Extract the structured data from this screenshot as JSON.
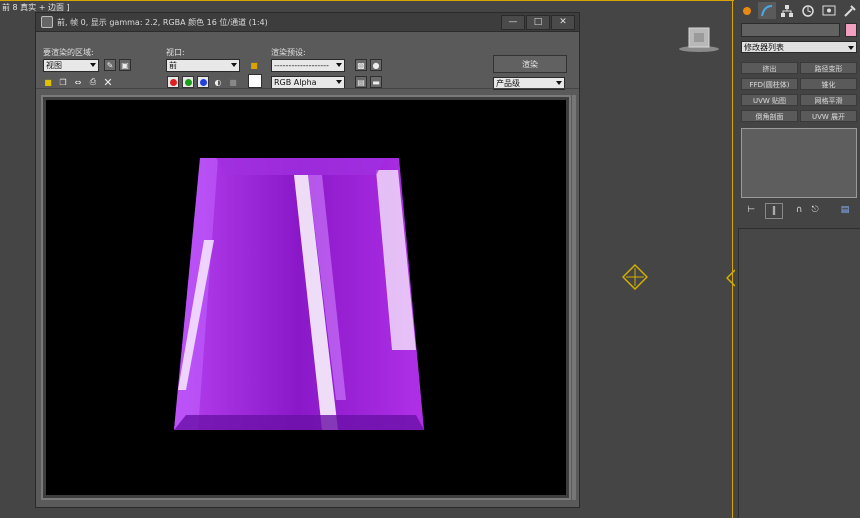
{
  "viewport": {
    "label": "前 8 真实 + 边面 ]"
  },
  "render_window": {
    "title": "前, 帧 0, 显示 gamma: 2.2, RGBA 颜色 16 位/通道 (1:4)",
    "area_label": "要渲染的区域:",
    "area_value": "视图",
    "viewport_label": "视口:",
    "viewport_value": "前",
    "preset_label": "渲染预设:",
    "preset_value": "-------------------",
    "render_button": "渲染",
    "quality_value": "产品级",
    "channel_value": "RGB Alpha"
  },
  "panel": {
    "modifier_list": "修改器列表",
    "buttons": [
      "挤出",
      "路径变形",
      "FFD(圆柱体)",
      "锥化",
      "UVW 贴图",
      "网格平滑",
      "倒角剖面",
      "UVW 展开"
    ]
  },
  "colors": {
    "accent": "#d9a400",
    "object_purple": "#9a1fd0",
    "swatch_pink": "#f2a0c0"
  },
  "icons": [
    "sphere-icon",
    "create-icon",
    "hierarchy-icon",
    "motion-icon",
    "display-icon",
    "utilities-icon"
  ]
}
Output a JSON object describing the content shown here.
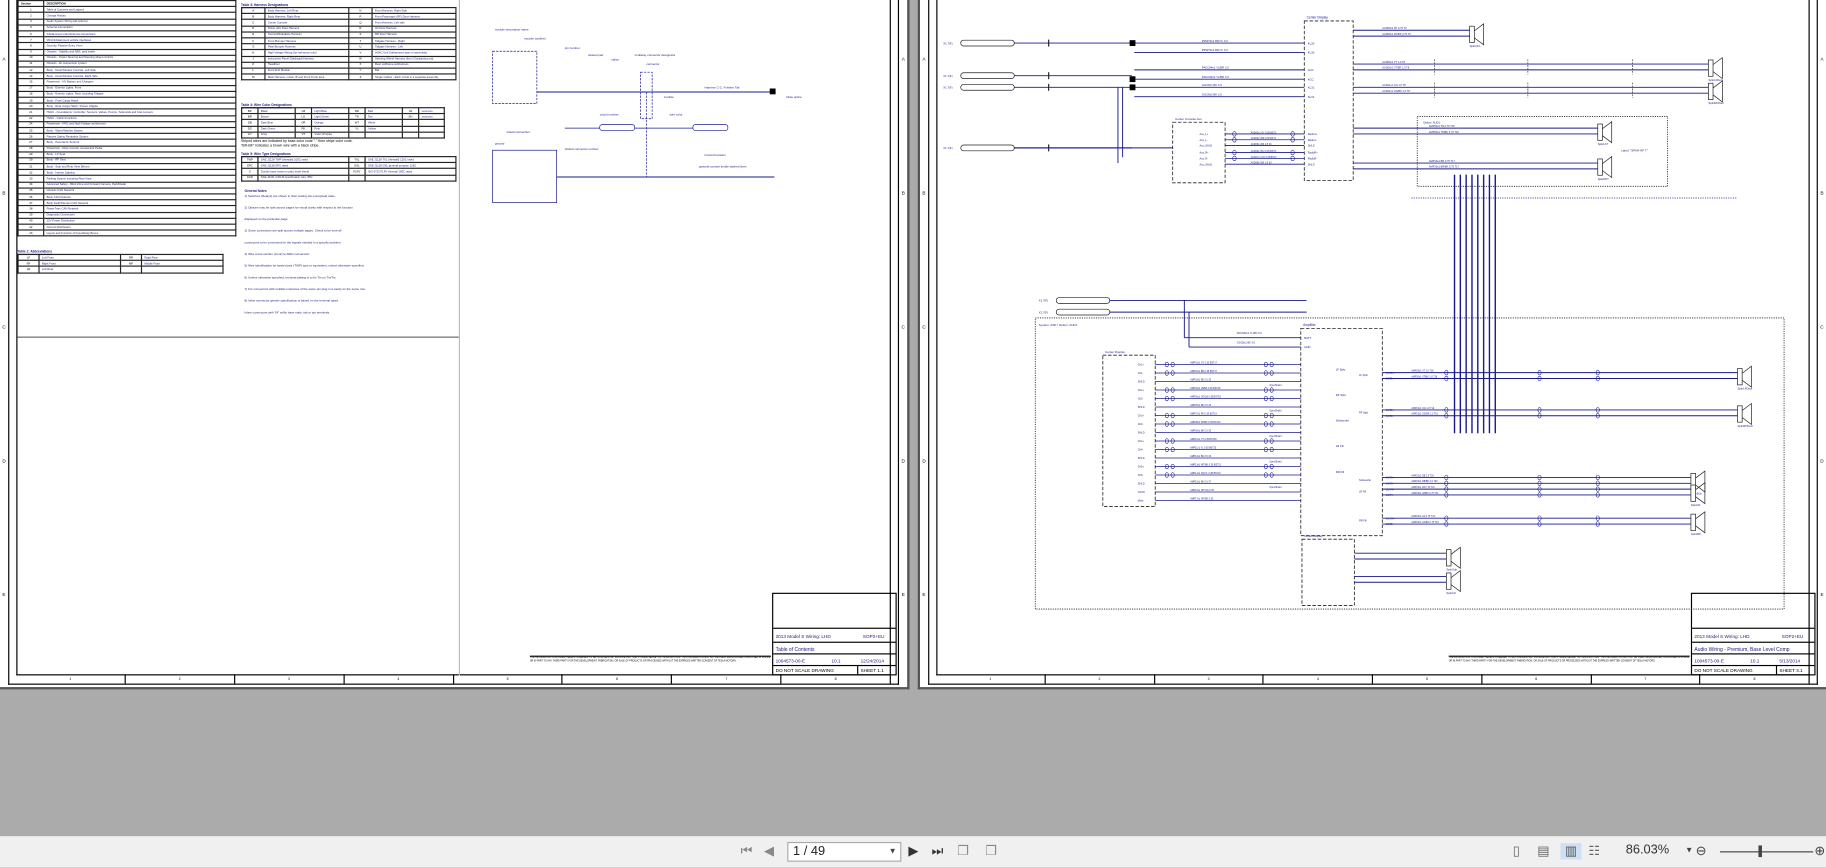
......
### Task
Pull out all lines from the listing that contain the string "JSON".

### Problem solution
Extract the structured data from this screenshot as JSON.
Output a JSON object describing the content shown here.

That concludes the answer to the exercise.